-- Objective --
Extract from the listing each line in which the word "地区居民每晚的睡眠时数" appears.

[Rows from a dataset]
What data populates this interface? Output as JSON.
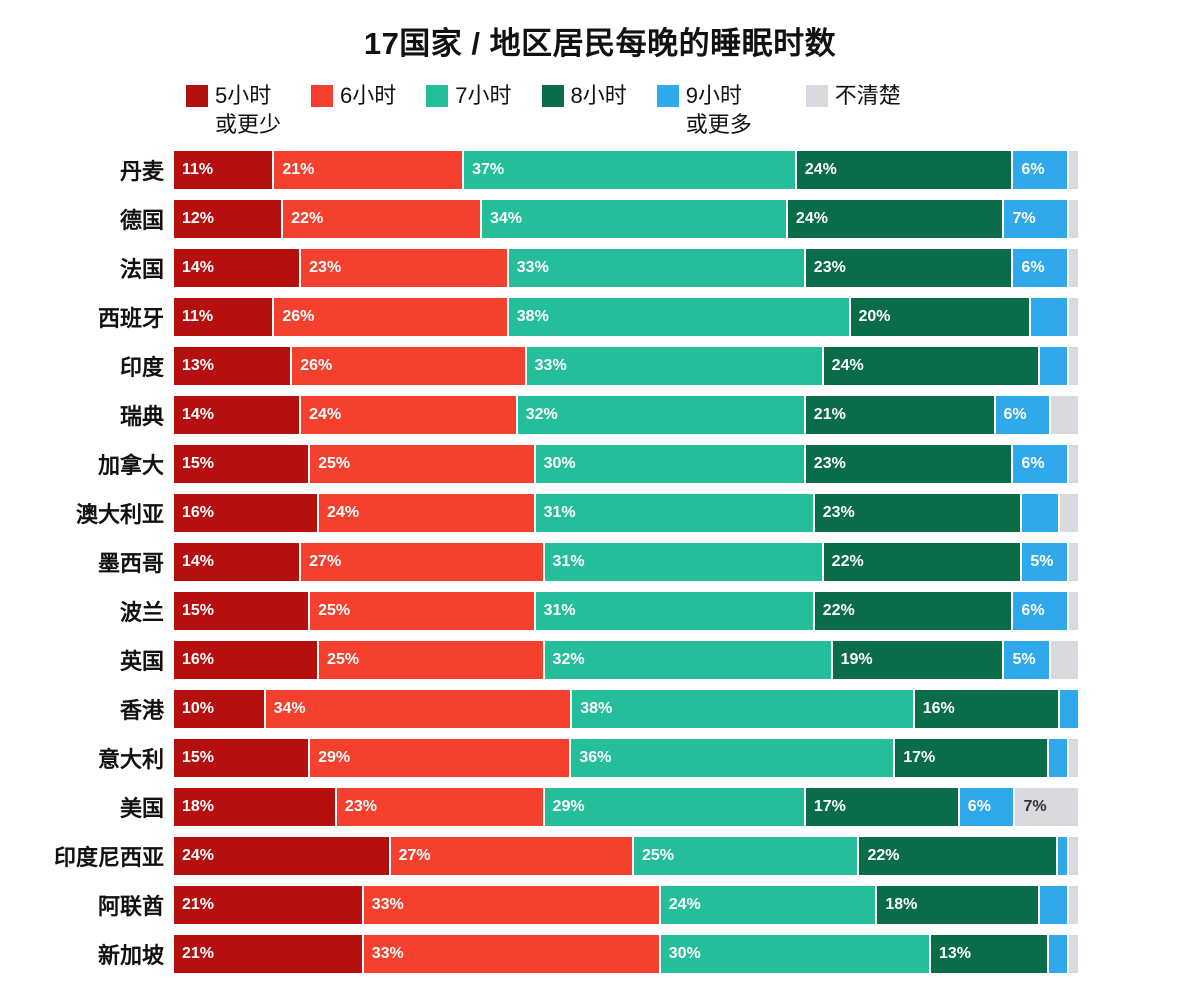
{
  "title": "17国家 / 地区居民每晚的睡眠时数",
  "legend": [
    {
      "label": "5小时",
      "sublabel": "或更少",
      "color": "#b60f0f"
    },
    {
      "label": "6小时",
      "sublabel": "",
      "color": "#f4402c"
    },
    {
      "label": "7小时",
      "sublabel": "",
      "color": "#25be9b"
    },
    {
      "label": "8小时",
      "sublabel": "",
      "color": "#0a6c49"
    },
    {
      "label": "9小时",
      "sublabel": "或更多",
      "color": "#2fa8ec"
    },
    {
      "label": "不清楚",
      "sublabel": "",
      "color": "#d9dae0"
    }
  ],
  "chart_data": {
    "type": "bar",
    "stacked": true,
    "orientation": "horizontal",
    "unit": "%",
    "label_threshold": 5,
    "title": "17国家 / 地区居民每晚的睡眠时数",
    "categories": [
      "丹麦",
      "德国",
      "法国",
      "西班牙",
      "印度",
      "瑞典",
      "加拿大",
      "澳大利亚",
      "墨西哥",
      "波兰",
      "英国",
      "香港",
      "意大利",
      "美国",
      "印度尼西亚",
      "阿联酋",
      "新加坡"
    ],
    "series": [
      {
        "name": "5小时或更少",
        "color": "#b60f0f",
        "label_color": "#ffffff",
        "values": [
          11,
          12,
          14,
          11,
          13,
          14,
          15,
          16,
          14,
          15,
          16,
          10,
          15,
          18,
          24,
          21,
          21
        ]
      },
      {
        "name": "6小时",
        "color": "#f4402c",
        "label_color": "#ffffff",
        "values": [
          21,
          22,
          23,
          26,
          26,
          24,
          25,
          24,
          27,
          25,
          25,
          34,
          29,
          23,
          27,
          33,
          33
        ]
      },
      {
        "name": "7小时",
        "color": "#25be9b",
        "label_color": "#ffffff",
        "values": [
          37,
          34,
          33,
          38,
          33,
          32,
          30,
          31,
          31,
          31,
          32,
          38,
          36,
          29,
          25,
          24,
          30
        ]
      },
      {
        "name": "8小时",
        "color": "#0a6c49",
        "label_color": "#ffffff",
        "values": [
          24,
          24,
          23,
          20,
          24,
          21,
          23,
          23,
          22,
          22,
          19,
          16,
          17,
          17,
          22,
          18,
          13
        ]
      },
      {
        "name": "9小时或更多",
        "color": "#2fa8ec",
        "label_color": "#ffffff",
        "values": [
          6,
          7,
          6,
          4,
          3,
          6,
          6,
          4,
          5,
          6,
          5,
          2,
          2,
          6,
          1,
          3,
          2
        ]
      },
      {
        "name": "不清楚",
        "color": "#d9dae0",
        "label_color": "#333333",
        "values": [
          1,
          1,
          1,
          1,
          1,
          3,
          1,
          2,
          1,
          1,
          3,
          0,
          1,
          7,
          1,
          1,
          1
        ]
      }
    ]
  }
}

==

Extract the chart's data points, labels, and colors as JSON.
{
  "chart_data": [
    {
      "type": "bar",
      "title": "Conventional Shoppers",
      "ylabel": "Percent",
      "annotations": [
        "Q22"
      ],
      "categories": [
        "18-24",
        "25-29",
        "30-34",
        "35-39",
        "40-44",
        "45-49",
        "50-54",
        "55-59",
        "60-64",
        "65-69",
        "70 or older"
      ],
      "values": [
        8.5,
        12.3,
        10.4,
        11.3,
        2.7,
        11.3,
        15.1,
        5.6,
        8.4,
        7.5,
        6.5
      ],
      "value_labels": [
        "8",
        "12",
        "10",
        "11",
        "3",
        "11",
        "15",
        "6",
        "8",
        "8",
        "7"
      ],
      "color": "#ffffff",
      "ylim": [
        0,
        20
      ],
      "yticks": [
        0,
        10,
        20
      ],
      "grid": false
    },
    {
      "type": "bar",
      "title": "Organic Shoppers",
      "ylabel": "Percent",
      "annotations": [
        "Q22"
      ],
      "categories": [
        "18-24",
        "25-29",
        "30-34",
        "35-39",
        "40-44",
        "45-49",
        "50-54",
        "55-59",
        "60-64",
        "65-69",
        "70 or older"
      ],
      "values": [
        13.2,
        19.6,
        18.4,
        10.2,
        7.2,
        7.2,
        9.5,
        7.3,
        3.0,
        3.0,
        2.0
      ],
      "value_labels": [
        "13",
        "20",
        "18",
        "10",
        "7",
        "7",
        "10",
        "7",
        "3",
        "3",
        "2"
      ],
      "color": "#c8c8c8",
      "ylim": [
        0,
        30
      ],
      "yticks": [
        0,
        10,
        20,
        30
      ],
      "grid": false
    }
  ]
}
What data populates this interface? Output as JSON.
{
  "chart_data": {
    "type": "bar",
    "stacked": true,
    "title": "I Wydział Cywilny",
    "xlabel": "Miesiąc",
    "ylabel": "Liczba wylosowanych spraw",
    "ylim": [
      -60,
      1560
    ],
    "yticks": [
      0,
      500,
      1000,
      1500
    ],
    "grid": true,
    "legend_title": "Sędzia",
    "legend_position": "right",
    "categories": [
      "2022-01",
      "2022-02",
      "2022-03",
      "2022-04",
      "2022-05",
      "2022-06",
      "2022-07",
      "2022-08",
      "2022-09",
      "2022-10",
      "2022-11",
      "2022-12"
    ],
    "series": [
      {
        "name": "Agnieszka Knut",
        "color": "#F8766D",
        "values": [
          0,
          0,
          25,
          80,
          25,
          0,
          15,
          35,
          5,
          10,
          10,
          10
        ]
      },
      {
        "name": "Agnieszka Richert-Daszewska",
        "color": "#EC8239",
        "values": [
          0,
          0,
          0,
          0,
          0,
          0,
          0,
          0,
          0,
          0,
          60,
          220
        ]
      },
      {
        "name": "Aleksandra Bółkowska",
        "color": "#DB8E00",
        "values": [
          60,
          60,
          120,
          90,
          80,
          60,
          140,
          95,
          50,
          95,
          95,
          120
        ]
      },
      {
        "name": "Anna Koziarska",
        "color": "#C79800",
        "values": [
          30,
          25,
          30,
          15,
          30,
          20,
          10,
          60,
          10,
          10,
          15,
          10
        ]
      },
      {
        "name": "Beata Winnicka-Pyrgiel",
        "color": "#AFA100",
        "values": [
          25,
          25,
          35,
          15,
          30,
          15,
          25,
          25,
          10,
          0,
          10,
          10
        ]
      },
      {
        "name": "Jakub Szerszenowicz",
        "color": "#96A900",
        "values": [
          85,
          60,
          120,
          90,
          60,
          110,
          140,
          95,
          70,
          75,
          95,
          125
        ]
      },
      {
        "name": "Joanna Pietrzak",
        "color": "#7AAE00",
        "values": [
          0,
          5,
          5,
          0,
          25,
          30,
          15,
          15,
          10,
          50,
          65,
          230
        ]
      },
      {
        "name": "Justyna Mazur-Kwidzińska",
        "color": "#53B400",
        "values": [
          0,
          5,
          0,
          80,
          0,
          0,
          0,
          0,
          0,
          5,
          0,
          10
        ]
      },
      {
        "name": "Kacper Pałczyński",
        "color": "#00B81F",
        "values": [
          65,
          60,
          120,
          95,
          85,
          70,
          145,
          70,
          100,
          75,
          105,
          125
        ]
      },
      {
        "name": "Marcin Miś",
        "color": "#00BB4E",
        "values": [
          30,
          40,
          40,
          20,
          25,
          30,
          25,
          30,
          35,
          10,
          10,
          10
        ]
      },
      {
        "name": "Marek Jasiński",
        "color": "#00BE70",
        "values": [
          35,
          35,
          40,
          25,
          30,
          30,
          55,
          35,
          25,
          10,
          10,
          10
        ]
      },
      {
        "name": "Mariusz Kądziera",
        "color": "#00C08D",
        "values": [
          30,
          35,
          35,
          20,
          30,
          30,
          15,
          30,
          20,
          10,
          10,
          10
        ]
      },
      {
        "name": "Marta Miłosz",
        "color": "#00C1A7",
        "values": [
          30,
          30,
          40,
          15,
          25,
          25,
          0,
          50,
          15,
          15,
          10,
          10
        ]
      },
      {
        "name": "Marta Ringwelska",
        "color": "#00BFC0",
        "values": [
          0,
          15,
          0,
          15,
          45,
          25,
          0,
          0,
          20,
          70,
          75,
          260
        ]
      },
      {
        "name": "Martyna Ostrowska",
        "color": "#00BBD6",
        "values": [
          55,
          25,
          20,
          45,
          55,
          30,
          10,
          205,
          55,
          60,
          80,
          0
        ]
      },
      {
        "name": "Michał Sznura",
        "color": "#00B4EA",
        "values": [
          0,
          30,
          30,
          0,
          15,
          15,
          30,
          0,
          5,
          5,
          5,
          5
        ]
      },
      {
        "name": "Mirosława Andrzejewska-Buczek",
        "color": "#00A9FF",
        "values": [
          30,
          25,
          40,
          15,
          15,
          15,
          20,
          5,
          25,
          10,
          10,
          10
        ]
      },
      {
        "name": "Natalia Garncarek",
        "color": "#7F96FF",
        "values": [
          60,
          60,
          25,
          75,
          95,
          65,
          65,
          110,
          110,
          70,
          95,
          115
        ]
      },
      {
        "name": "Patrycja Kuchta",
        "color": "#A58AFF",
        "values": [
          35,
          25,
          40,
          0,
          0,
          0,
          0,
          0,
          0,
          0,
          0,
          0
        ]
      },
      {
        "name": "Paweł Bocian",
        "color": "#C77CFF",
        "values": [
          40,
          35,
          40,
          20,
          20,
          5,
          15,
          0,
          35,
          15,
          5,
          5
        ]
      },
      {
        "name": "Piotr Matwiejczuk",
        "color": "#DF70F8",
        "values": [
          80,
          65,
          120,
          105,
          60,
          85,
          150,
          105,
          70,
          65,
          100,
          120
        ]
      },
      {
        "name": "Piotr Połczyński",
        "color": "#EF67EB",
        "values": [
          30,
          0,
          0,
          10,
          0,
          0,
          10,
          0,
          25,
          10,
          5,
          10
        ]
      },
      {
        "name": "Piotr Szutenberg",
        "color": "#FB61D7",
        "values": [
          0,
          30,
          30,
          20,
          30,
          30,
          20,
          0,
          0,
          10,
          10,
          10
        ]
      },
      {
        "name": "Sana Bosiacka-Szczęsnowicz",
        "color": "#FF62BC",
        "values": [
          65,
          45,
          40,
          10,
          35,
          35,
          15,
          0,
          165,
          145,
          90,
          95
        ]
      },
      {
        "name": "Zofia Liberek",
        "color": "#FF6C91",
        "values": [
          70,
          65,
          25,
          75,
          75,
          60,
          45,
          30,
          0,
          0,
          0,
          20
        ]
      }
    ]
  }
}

---

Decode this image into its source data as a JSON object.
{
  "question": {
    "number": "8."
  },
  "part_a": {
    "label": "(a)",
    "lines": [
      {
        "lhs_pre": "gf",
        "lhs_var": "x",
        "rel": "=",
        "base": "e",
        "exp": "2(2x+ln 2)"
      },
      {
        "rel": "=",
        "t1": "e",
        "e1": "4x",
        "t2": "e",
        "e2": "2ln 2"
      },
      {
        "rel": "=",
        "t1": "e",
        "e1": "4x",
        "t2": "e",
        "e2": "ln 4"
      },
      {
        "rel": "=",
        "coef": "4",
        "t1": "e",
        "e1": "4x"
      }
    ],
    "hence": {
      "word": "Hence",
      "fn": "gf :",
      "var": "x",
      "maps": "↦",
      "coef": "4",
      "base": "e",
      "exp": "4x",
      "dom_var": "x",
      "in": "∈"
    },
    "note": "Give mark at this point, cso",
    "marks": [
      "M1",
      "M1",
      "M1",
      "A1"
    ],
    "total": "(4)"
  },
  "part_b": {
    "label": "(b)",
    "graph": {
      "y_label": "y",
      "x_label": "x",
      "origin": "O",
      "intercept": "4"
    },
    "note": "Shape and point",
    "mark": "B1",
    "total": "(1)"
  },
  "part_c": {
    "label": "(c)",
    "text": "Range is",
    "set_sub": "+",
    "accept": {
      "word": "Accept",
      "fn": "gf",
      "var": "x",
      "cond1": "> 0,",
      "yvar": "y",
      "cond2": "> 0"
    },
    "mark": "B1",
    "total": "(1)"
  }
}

-- Response to this task --
  "title": "17国家 / 地区居民每晚的睡眠时数",
    "title": "17国家 / 地区居民每晚的睡眠时数",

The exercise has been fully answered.